• **Record extracts**:
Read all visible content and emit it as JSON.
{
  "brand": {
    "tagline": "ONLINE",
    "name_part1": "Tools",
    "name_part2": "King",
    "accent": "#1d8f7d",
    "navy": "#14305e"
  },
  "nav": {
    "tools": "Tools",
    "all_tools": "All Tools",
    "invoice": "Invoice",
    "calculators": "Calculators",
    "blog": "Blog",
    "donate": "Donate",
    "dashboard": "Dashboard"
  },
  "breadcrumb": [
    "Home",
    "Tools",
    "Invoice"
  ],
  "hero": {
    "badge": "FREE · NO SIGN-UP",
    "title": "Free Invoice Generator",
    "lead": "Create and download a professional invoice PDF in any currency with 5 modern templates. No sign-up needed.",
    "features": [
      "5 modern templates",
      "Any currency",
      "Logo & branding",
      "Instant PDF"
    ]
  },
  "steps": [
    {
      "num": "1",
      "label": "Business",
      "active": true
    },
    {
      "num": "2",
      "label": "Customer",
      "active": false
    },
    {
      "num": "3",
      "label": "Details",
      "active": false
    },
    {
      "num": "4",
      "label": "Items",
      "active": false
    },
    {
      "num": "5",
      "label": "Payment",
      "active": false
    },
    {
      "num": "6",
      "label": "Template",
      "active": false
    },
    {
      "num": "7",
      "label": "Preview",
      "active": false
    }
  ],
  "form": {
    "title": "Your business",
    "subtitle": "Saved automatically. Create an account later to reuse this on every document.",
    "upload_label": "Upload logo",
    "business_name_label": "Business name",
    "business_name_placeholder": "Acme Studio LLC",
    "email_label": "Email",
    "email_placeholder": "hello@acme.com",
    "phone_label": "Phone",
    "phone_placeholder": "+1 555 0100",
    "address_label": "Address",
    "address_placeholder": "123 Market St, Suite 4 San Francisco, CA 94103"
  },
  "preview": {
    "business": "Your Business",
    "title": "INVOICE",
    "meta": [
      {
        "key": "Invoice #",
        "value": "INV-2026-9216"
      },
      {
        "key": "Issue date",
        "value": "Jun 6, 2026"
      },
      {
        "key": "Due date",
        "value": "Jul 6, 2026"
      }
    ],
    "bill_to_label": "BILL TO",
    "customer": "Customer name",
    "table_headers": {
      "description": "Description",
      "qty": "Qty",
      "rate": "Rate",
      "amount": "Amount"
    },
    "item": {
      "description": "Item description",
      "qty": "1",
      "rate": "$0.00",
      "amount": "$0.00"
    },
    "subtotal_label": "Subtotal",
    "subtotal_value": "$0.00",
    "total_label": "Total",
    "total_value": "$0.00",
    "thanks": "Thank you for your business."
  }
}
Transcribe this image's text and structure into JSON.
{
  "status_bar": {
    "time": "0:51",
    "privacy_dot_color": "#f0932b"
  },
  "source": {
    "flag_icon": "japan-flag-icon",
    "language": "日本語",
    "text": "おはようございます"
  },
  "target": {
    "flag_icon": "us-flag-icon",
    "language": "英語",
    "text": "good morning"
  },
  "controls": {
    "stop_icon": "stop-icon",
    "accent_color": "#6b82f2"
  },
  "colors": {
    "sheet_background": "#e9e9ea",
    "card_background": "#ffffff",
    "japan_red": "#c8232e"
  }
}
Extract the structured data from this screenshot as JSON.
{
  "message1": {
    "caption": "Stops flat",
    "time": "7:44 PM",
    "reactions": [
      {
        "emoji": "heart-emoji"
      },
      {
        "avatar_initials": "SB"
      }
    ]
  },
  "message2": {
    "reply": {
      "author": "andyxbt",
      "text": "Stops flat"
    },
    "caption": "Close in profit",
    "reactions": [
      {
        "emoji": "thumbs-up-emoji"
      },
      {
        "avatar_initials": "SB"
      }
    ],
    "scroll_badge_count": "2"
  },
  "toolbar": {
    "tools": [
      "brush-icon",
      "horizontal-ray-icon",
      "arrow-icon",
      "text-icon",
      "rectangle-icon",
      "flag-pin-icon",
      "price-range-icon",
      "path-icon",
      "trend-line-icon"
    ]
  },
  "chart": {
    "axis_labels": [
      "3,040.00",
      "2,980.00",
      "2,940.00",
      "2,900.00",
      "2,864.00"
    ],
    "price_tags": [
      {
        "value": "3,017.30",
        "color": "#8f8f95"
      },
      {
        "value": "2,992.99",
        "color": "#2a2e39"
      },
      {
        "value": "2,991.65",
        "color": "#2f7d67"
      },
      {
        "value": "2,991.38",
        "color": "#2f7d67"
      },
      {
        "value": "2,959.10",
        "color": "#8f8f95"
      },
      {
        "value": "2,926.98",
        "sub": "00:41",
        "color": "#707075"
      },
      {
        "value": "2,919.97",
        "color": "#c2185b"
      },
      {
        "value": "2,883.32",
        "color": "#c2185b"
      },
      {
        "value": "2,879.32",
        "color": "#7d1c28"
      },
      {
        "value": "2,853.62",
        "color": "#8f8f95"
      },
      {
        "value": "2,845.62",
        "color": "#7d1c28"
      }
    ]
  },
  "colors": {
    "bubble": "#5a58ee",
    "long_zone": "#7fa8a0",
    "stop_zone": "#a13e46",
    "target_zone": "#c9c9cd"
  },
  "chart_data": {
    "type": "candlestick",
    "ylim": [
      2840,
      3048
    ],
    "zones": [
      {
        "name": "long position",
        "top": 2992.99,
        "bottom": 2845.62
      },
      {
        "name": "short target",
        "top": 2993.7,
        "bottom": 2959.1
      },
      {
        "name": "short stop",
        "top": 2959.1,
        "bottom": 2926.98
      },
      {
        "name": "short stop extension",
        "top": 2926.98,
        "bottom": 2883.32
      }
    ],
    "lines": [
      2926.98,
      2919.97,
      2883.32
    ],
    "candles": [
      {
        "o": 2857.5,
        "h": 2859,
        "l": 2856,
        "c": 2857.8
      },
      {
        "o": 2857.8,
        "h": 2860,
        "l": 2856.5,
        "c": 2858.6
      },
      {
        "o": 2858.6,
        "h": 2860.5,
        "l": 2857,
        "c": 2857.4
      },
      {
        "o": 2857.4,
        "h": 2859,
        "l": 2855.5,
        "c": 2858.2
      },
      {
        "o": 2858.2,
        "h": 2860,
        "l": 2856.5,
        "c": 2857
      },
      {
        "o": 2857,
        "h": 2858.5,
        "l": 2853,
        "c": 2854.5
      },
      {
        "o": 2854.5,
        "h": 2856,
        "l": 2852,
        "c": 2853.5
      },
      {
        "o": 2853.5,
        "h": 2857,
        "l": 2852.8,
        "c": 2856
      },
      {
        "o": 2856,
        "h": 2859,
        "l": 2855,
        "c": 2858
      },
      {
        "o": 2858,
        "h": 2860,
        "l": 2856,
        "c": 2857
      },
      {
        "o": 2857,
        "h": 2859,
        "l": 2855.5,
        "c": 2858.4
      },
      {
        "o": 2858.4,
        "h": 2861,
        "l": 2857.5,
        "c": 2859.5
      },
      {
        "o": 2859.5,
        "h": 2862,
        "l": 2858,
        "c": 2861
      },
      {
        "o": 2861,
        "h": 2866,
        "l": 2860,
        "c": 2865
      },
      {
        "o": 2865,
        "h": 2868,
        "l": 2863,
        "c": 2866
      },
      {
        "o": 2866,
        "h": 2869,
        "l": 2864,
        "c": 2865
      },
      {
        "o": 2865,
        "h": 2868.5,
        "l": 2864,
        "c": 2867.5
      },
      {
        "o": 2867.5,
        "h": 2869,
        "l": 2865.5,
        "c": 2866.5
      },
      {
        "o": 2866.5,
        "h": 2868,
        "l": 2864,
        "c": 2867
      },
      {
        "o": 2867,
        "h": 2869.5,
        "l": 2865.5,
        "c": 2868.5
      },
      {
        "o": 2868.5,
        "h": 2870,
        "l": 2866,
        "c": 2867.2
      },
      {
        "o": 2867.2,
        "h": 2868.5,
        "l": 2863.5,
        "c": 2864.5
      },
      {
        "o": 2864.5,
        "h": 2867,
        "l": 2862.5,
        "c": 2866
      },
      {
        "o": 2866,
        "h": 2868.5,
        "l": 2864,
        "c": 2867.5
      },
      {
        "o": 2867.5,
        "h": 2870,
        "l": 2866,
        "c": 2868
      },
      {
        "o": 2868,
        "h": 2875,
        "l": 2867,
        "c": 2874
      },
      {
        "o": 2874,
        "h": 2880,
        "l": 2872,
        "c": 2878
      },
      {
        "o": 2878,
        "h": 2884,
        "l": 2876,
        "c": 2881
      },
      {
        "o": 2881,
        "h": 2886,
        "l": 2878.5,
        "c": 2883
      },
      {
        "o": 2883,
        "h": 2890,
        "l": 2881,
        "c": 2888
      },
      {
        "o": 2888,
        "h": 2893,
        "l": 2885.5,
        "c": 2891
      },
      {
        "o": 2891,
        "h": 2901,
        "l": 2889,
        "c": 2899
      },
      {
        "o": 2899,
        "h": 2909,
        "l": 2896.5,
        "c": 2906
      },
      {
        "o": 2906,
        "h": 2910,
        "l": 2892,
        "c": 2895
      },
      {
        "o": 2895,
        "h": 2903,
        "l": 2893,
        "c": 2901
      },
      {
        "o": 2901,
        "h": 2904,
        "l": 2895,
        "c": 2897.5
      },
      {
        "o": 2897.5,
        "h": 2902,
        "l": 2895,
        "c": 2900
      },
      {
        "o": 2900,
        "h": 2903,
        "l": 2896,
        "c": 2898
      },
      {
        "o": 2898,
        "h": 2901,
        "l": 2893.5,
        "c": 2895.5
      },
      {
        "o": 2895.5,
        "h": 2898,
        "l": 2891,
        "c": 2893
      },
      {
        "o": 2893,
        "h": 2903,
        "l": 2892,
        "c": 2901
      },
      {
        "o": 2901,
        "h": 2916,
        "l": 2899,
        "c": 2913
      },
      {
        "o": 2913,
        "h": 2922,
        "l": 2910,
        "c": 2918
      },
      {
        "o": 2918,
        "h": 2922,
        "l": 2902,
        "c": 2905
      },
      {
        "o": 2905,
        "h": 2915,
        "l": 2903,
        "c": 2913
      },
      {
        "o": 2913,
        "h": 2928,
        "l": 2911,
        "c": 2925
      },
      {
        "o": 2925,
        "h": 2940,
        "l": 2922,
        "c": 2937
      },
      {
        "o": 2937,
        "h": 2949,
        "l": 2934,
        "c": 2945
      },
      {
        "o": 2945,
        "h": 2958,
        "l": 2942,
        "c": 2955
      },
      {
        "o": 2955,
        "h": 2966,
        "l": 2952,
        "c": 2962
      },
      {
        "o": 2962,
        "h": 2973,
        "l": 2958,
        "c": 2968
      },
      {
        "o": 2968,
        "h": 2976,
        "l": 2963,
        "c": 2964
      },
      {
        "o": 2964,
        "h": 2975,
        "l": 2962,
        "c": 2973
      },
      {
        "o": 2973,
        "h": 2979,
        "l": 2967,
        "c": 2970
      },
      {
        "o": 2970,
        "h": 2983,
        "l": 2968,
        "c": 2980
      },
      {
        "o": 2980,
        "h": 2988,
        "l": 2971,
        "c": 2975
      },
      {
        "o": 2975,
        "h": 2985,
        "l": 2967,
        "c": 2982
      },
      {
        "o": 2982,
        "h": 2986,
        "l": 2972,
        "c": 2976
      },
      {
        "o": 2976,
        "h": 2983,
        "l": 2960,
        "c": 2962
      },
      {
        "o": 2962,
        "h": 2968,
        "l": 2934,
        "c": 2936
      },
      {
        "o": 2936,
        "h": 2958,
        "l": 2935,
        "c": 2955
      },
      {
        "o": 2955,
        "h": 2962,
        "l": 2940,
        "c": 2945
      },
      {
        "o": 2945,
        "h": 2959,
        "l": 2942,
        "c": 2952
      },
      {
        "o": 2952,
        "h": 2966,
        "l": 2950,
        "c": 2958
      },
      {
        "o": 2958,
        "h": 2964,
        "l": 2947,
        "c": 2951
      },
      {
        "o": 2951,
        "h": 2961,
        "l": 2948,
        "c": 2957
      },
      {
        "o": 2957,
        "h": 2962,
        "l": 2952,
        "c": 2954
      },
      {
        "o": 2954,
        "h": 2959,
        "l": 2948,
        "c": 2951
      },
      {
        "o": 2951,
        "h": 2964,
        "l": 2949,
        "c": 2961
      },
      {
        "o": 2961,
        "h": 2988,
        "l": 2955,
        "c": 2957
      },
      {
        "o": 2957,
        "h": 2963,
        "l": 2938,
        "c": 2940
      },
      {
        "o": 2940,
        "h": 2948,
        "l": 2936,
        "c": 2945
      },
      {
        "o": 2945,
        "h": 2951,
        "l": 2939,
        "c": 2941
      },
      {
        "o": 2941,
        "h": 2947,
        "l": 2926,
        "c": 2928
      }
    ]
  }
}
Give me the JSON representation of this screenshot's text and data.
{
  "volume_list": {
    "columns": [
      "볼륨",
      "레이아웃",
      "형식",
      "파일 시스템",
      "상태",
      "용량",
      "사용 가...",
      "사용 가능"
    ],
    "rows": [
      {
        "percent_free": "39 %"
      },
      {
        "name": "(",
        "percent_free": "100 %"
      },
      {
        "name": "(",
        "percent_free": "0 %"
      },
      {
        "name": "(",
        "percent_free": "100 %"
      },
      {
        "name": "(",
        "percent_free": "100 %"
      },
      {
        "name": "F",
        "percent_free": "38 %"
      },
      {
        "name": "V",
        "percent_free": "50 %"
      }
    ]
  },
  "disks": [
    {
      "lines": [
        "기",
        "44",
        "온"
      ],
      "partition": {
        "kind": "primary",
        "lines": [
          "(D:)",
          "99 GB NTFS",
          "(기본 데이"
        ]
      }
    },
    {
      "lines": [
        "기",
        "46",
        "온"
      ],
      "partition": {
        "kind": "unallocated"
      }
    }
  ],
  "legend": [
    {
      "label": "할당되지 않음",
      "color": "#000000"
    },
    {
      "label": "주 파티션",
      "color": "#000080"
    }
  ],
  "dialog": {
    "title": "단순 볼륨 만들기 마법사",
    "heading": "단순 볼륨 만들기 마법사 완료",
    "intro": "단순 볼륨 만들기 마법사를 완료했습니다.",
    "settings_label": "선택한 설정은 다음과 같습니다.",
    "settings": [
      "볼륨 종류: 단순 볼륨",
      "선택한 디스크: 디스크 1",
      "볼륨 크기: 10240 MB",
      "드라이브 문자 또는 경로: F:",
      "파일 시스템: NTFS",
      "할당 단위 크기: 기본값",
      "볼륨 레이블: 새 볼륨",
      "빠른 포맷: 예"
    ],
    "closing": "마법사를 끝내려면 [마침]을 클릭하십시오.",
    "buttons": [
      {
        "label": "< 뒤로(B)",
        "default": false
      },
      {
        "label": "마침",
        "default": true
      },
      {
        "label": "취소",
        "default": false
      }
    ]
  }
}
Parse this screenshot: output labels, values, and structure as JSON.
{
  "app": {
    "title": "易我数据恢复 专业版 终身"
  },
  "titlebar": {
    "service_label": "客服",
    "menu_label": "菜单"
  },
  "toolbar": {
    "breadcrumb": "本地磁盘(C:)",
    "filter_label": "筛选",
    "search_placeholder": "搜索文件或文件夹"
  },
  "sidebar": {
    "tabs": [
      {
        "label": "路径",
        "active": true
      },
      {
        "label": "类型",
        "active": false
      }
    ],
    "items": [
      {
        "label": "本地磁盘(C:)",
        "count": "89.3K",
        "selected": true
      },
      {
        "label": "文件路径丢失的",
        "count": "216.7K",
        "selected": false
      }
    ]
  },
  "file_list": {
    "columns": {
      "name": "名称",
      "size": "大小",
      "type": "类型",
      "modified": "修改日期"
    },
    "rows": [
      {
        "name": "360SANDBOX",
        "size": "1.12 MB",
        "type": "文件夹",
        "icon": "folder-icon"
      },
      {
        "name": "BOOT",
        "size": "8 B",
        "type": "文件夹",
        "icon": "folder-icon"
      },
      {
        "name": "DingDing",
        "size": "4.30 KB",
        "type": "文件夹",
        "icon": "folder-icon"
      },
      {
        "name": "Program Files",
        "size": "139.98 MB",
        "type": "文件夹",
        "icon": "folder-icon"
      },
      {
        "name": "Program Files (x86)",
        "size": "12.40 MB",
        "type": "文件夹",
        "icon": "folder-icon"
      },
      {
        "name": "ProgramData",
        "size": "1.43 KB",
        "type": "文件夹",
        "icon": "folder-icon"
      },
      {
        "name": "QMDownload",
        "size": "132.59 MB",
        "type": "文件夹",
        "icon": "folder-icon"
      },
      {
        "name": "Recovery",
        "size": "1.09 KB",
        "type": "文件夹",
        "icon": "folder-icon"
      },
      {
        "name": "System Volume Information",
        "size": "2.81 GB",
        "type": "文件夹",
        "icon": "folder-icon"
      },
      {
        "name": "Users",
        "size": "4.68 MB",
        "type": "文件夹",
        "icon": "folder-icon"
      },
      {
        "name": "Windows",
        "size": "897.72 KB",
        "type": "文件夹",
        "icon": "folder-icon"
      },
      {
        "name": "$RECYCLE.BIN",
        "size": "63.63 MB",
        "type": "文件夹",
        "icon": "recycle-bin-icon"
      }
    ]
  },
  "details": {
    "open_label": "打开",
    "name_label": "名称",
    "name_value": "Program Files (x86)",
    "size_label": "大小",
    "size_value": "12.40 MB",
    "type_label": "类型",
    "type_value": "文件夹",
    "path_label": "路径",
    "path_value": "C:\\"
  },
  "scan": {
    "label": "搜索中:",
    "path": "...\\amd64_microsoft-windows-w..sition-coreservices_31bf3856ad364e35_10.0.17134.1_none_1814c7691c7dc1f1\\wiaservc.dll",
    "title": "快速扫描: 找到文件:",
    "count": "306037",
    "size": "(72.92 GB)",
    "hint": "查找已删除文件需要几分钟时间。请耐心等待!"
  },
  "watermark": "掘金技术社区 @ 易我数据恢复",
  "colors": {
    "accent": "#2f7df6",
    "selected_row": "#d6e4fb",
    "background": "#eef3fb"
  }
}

• **Problem details**:
Reproduce each line from the records that contains the word "Customer".

• **Final answer**:
      "label": "Customer",
    "customer": "Customer name",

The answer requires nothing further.